Dataset items
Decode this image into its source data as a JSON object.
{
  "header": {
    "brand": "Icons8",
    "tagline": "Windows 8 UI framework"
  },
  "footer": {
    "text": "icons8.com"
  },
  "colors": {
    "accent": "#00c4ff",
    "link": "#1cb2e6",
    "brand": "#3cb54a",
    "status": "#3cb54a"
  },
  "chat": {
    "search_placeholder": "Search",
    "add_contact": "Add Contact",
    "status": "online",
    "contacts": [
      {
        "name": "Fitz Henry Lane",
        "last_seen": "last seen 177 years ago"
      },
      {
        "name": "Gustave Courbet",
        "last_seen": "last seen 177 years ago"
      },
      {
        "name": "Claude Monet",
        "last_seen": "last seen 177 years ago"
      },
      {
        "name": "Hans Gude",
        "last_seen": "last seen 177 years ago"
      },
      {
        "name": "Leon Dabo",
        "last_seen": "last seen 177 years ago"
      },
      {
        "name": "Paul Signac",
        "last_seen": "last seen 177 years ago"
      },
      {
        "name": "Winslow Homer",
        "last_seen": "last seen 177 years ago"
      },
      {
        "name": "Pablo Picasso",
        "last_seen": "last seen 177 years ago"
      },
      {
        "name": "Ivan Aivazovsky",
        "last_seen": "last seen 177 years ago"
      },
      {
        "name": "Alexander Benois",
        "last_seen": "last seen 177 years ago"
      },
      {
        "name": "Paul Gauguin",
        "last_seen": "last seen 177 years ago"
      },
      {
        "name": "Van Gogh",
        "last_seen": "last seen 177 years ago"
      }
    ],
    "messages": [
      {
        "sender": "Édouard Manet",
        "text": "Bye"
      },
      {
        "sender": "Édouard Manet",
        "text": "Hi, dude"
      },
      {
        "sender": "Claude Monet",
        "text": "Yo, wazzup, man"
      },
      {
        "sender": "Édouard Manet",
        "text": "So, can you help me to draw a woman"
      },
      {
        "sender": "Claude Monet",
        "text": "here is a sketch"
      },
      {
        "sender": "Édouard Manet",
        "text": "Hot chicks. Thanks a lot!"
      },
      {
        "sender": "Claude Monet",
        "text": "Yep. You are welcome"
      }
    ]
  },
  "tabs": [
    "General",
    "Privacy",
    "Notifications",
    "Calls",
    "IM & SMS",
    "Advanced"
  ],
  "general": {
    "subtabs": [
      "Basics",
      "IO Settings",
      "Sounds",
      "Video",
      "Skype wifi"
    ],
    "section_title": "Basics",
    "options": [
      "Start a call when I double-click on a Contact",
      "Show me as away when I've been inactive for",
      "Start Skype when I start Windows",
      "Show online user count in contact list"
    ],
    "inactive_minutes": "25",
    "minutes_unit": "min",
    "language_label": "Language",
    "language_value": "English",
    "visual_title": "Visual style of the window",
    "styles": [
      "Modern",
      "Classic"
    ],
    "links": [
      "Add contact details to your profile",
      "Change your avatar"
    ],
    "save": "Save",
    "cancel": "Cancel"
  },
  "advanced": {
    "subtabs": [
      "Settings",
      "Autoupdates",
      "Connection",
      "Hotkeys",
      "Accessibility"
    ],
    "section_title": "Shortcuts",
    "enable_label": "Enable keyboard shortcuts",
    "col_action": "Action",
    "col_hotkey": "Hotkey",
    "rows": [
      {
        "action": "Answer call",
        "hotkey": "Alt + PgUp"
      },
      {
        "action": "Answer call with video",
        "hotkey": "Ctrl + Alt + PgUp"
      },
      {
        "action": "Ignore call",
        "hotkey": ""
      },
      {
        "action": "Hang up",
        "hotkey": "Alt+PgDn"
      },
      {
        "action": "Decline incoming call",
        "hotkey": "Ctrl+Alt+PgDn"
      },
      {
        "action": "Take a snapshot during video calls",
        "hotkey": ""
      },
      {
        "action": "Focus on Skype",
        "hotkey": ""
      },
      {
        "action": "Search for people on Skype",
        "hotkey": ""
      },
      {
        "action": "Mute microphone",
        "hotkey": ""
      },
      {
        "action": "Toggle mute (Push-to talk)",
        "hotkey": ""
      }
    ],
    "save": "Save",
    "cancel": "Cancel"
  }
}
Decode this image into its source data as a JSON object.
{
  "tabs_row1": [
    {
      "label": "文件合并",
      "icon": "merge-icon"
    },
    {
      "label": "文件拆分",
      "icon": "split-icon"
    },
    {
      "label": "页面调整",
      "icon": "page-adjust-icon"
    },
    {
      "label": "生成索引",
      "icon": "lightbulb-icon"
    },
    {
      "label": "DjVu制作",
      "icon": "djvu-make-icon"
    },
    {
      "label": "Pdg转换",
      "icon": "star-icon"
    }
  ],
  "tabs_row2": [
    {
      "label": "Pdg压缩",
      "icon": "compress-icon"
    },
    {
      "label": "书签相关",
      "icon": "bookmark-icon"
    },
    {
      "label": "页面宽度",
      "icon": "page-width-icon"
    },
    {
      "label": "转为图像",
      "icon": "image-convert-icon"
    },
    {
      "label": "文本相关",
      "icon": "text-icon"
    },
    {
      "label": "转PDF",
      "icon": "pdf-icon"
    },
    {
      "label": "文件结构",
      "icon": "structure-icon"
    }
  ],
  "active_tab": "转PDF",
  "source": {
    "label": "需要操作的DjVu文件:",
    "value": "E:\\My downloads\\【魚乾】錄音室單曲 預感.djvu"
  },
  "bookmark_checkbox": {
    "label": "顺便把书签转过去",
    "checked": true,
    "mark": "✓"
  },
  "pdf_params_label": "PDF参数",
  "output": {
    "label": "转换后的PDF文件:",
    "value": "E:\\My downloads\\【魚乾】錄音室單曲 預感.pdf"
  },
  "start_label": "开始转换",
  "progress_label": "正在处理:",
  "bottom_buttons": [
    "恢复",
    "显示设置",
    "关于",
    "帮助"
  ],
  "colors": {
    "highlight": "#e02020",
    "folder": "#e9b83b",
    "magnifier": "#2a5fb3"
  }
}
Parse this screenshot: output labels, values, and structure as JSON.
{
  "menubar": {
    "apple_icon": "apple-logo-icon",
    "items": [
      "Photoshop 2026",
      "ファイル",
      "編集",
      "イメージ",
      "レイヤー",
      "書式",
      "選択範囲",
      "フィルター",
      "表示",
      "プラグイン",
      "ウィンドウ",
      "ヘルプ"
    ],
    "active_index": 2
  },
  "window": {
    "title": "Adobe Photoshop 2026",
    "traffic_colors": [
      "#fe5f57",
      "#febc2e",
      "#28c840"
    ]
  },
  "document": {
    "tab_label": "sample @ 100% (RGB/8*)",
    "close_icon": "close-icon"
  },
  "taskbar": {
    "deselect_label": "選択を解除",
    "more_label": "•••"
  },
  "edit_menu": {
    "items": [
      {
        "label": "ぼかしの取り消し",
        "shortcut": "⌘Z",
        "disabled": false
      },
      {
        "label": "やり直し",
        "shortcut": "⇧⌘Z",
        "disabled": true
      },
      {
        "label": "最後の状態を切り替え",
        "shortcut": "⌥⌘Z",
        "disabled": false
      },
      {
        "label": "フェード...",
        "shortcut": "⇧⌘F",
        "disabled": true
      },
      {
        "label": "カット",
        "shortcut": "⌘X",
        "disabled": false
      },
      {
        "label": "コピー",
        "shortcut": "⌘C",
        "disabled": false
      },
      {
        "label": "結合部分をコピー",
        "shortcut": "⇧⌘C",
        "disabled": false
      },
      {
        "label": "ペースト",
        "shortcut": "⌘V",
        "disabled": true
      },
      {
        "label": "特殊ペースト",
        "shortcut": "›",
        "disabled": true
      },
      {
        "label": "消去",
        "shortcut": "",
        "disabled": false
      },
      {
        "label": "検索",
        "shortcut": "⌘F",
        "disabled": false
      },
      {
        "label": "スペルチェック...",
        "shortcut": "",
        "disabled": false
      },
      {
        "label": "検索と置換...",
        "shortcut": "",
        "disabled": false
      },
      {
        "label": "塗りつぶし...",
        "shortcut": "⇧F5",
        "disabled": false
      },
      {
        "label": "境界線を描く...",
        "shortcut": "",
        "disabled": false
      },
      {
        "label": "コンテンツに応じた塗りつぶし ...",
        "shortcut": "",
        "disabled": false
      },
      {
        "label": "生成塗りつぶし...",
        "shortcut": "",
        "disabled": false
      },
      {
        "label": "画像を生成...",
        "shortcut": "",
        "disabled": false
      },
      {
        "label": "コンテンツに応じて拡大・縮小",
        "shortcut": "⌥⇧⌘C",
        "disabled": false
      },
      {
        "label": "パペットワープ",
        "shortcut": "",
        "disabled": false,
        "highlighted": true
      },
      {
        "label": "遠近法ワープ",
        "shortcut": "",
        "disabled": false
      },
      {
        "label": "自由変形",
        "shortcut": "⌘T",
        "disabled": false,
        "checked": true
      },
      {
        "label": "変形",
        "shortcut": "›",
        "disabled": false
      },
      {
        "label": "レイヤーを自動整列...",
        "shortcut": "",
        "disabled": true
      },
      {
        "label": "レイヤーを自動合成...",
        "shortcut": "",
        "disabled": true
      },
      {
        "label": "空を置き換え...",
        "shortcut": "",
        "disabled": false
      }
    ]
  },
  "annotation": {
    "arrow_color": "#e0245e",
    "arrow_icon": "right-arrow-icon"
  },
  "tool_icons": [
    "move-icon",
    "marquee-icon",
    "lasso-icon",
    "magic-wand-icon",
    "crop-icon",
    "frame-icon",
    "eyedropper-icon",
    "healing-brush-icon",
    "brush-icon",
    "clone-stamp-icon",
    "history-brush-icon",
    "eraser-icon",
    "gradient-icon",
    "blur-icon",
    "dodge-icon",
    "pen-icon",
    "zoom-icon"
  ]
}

**The problem:** Go through the records and copy each line with "text" in it.

**Exercise answer:**
    "text": "icons8.com"
        "text": "Bye"
        "text": "Hi, dude"
        "text": "Yo, wazzup, man"
        "text": "So, can you help me to draw a woman"
        "text": "here is a sketch"
        "text": "Hot chicks. Thanks a lot!"
        "text": "Yep. You are welcome"
      "icon": "text-icon"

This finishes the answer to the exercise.